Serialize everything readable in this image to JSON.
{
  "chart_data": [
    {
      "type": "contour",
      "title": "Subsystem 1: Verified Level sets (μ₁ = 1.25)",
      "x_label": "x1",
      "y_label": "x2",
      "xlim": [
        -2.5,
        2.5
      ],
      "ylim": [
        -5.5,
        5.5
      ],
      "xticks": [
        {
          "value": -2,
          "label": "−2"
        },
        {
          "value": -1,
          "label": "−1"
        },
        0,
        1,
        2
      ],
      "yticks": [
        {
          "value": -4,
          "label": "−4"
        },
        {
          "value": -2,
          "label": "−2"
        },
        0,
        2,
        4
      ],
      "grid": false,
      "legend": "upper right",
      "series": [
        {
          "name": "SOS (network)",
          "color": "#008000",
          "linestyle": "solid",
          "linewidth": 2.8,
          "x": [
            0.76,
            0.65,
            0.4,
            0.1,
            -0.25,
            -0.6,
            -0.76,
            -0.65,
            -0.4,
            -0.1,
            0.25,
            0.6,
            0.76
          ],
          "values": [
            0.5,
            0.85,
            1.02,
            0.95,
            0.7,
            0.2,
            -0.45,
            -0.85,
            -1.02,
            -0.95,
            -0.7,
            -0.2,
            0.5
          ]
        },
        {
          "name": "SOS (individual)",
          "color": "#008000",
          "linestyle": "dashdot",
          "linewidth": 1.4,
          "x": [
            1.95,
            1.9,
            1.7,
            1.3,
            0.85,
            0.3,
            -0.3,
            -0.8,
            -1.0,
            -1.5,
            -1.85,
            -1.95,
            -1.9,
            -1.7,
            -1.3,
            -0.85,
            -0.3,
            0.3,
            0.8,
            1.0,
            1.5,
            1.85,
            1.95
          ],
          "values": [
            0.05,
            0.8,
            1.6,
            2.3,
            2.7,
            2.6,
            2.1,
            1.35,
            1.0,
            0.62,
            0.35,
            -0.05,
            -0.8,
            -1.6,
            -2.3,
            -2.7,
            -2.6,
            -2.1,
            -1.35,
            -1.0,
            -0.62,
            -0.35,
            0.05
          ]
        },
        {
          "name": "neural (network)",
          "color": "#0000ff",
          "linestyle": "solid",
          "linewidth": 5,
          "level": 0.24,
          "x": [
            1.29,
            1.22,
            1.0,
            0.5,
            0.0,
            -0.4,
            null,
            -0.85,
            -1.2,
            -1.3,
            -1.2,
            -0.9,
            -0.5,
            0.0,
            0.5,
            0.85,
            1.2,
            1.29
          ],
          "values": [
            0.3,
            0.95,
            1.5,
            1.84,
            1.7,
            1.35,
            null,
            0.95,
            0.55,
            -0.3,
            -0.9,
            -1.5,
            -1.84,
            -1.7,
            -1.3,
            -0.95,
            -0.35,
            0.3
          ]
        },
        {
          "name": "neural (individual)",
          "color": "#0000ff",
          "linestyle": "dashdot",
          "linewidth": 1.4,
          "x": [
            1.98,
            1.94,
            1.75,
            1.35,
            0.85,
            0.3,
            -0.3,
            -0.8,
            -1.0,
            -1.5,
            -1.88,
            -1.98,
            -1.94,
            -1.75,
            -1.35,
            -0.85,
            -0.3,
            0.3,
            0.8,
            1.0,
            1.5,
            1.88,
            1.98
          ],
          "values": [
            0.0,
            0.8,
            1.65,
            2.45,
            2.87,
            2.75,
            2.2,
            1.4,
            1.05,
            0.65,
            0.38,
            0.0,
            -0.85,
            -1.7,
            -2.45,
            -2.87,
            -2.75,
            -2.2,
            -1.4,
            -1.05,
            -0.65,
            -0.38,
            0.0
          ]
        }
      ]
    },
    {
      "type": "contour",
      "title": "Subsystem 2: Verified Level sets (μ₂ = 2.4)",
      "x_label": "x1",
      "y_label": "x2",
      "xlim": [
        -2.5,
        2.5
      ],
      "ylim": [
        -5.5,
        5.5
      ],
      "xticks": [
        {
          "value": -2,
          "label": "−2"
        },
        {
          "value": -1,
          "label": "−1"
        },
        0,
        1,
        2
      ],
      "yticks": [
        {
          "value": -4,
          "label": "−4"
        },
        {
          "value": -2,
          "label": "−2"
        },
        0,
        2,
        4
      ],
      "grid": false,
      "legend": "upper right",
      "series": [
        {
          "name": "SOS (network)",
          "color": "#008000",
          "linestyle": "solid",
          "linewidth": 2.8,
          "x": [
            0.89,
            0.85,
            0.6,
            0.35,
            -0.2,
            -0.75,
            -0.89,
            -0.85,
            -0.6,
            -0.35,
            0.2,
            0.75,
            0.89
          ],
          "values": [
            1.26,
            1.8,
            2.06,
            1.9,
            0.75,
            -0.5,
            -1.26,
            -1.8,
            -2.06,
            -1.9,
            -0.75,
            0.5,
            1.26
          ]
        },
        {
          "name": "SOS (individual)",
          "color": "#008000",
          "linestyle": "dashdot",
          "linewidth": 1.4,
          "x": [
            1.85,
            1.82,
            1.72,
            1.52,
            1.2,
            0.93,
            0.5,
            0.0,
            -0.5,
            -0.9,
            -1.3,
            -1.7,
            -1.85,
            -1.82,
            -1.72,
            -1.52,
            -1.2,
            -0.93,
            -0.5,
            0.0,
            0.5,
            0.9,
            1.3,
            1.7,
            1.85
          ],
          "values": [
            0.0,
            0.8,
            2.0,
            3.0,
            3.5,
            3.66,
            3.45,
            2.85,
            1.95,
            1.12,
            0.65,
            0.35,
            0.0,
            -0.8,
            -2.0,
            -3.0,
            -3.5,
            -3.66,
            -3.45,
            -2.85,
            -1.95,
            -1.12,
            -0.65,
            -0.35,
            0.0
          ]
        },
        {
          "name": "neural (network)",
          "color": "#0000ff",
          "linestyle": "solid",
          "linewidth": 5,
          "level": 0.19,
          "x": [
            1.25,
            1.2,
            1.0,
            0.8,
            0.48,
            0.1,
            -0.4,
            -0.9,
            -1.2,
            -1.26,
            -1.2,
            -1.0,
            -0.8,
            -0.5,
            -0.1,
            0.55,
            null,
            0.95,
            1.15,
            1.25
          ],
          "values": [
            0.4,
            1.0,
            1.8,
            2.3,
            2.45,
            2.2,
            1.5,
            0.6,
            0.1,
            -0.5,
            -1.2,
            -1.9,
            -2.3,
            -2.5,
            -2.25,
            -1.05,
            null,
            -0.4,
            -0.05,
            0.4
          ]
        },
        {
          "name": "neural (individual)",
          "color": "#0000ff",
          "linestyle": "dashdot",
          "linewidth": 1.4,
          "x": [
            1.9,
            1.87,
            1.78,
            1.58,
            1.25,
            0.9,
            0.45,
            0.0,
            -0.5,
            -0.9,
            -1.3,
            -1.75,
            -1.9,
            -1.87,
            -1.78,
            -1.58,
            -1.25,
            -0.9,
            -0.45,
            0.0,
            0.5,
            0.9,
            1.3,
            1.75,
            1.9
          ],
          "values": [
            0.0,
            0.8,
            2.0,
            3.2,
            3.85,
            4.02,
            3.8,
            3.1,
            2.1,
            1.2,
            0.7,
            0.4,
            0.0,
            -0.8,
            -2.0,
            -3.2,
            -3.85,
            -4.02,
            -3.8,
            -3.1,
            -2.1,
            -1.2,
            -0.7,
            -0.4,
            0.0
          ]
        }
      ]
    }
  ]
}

#### [SHORT TASK]
Retype the whole listing above exactly.

#### [RESPONSE TO THE TASK]
Serialize everything readable in this image to JSON.
{
  "chart_data": [
    {
      "type": "contour",
      "title": "Subsystem 1: Verified Level sets (μ₁ = 1.25)",
      "x_label": "x1",
      "y_label": "x2",
      "xlim": [
        -2.5,
        2.5
      ],
      "ylim": [
        -5.5,
        5.5
      ],
      "xticks": [
        {
          "value": -2,
          "label": "−2"
        },
        {
          "value": -1,
          "label": "−1"
        },
        0,
        1,
        2
      ],
      "yticks": [
        {
          "value": -4,
          "label": "−4"
        },
        {
          "value": -2,
          "label": "−2"
        },
        0,
        2,
        4
      ],
      "grid": false,
      "legend": "upper right",
      "series": [
        {
          "name": "SOS (network)",
          "color": "#008000",
          "linestyle": "solid",
          "linewidth": 2.8,
          "x": [
            0.76,
            0.65,
            0.4,
            0.1,
            -0.25,
            -0.6,
            -0.76,
            -0.65,
            -0.4,
            -0.1,
            0.25,
            0.6,
            0.76
          ],
          "values": [
            0.5,
            0.85,
            1.02,
            0.95,
            0.7,
            0.2,
            -0.45,
            -0.85,
            -1.02,
            -0.95,
            -0.7,
            -0.2,
            0.5
          ]
        },
        {
          "name": "SOS (individual)",
          "color": "#008000",
          "linestyle": "dashdot",
          "linewidth": 1.4,
          "x": [
            1.95,
            1.9,
            1.7,
            1.3,
            0.85,
            0.3,
            -0.3,
            -0.8,
            -1.0,
            -1.5,
            -1.85,
            -1.95,
            -1.9,
            -1.7,
            -1.3,
            -0.85,
            -0.3,
            0.3,
            0.8,
            1.0,
            1.5,
            1.85,
            1.95
          ],
          "values": [
            0.05,
            0.8,
            1.6,
            2.3,
            2.7,
            2.6,
            2.1,
            1.35,
            1.0,
            0.62,
            0.35,
            -0.05,
            -0.8,
            -1.6,
            -2.3,
            -2.7,
            -2.6,
            -2.1,
            -1.35,
            -1.0,
            -0.62,
            -0.35,
            0.05
          ]
        },
        {
          "name": "neural (network)",
          "color": "#0000ff",
          "linestyle": "solid",
          "linewidth": 5,
          "level": 0.24,
          "x": [
            1.29,
            1.22,
            1.0,
            0.5,
            0.0,
            -0.4,
            null,
            -0.85,
            -1.2,
            -1.3,
            -1.2,
            -0.9,
            -0.5,
            0.0,
            0.5,
            0.85,
            1.2,
            1.29
          ],
          "values": [
            0.3,
            0.95,
            1.5,
            1.84,
            1.7,
            1.35,
            null,
            0.95,
            0.55,
            -0.3,
            -0.9,
            -1.5,
            -1.84,
            -1.7,
            -1.3,
            -0.95,
            -0.35,
            0.3
          ]
        },
        {
          "name": "neural (individual)",
          "color": "#0000ff",
          "linestyle": "dashdot",
          "linewidth": 1.4,
          "x": [
            1.98,
            1.94,
            1.75,
            1.35,
            0.85,
            0.3,
            -0.3,
            -0.8,
            -1.0,
            -1.5,
            -1.88,
            -1.98,
            -1.94,
            -1.75,
            -1.35,
            -0.85,
            -0.3,
            0.3,
            0.8,
            1.0,
            1.5,
            1.88,
            1.98
          ],
          "values": [
            0.0,
            0.8,
            1.65,
            2.45,
            2.87,
            2.75,
            2.2,
            1.4,
            1.05,
            0.65,
            0.38,
            0.0,
            -0.85,
            -1.7,
            -2.45,
            -2.87,
            -2.75,
            -2.2,
            -1.4,
            -1.05,
            -0.65,
            -0.38,
            0.0
          ]
        }
      ]
    },
    {
      "type": "contour",
      "title": "Subsystem 2: Verified Level sets (μ₂ = 2.4)",
      "x_label": "x1",
      "y_label": "x2",
      "xlim": [
        -2.5,
        2.5
      ],
      "ylim": [
        -5.5,
        5.5
      ],
      "xticks": [
        {
          "value": -2,
          "label": "−2"
        },
        {
          "value": -1,
          "label": "−1"
        },
        0,
        1,
        2
      ],
      "yticks": [
        {
          "value": -4,
          "label": "−4"
        },
        {
          "value": -2,
          "label": "−2"
        },
        0,
        2,
        4
      ],
      "grid": false,
      "legend": "upper right",
      "series": [
        {
          "name": "SOS (network)",
          "color": "#008000",
          "linestyle": "solid",
          "linewidth": 2.8,
          "x": [
            0.89,
            0.85,
            0.6,
            0.35,
            -0.2,
            -0.75,
            -0.89,
            -0.85,
            -0.6,
            -0.35,
            0.2,
            0.75,
            0.89
          ],
          "values": [
            1.26,
            1.8,
            2.06,
            1.9,
            0.75,
            -0.5,
            -1.26,
            -1.8,
            -2.06,
            -1.9,
            -0.75,
            0.5,
            1.26
          ]
        },
        {
          "name": "SOS (individual)",
          "color": "#008000",
          "linestyle": "dashdot",
          "linewidth": 1.4,
          "x": [
            1.85,
            1.82,
            1.72,
            1.52,
            1.2,
            0.93,
            0.5,
            0.0,
            -0.5,
            -0.9,
            -1.3,
            -1.7,
            -1.85,
            -1.82,
            -1.72,
            -1.52,
            -1.2,
            -0.93,
            -0.5,
            0.0,
            0.5,
            0.9,
            1.3,
            1.7,
            1.85
          ],
          "values": [
            0.0,
            0.8,
            2.0,
            3.0,
            3.5,
            3.66,
            3.45,
            2.85,
            1.95,
            1.12,
            0.65,
            0.35,
            0.0,
            -0.8,
            -2.0,
            -3.0,
            -3.5,
            -3.66,
            -3.45,
            -2.85,
            -1.95,
            -1.12,
            -0.65,
            -0.35,
            0.0
          ]
        },
        {
          "name": "neural (network)",
          "color": "#0000ff",
          "linestyle": "solid",
          "linewidth": 5,
          "level": 0.19,
          "x": [
            1.25,
            1.2,
            1.0,
            0.8,
            0.48,
            0.1,
            -0.4,
            -0.9,
            -1.2,
            -1.26,
            -1.2,
            -1.0,
            -0.8,
            -0.5,
            -0.1,
            0.55,
            null,
            0.95,
            1.15,
            1.25
          ],
          "values": [
            0.4,
            1.0,
            1.8,
            2.3,
            2.45,
            2.2,
            1.5,
            0.6,
            0.1,
            -0.5,
            -1.2,
            -1.9,
            -2.3,
            -2.5,
            -2.25,
            -1.05,
            null,
            -0.4,
            -0.05,
            0.4
          ]
        },
        {
          "name": "neural (individual)",
          "color": "#0000ff",
          "linestyle": "dashdot",
          "linewidth": 1.4,
          "x": [
            1.9,
            1.87,
            1.78,
            1.58,
            1.25,
            0.9,
            0.45,
            0.0,
            -0.5,
            -0.9,
            -1.3,
            -1.75,
            -1.9,
            -1.87,
            -1.78,
            -1.58,
            -1.25,
            -0.9,
            -0.45,
            0.0,
            0.5,
            0.9,
            1.3,
            1.75,
            1.9
          ],
          "values": [
            0.0,
            0.8,
            2.0,
            3.2,
            3.85,
            4.02,
            3.8,
            3.1,
            2.1,
            1.2,
            0.7,
            0.4,
            0.0,
            -0.8,
            -2.0,
            -3.2,
            -3.85,
            -4.02,
            -3.8,
            -3.1,
            -2.1,
            -1.2,
            -0.7,
            -0.4,
            0.0
          ]
        }
      ]
    }
  ]
}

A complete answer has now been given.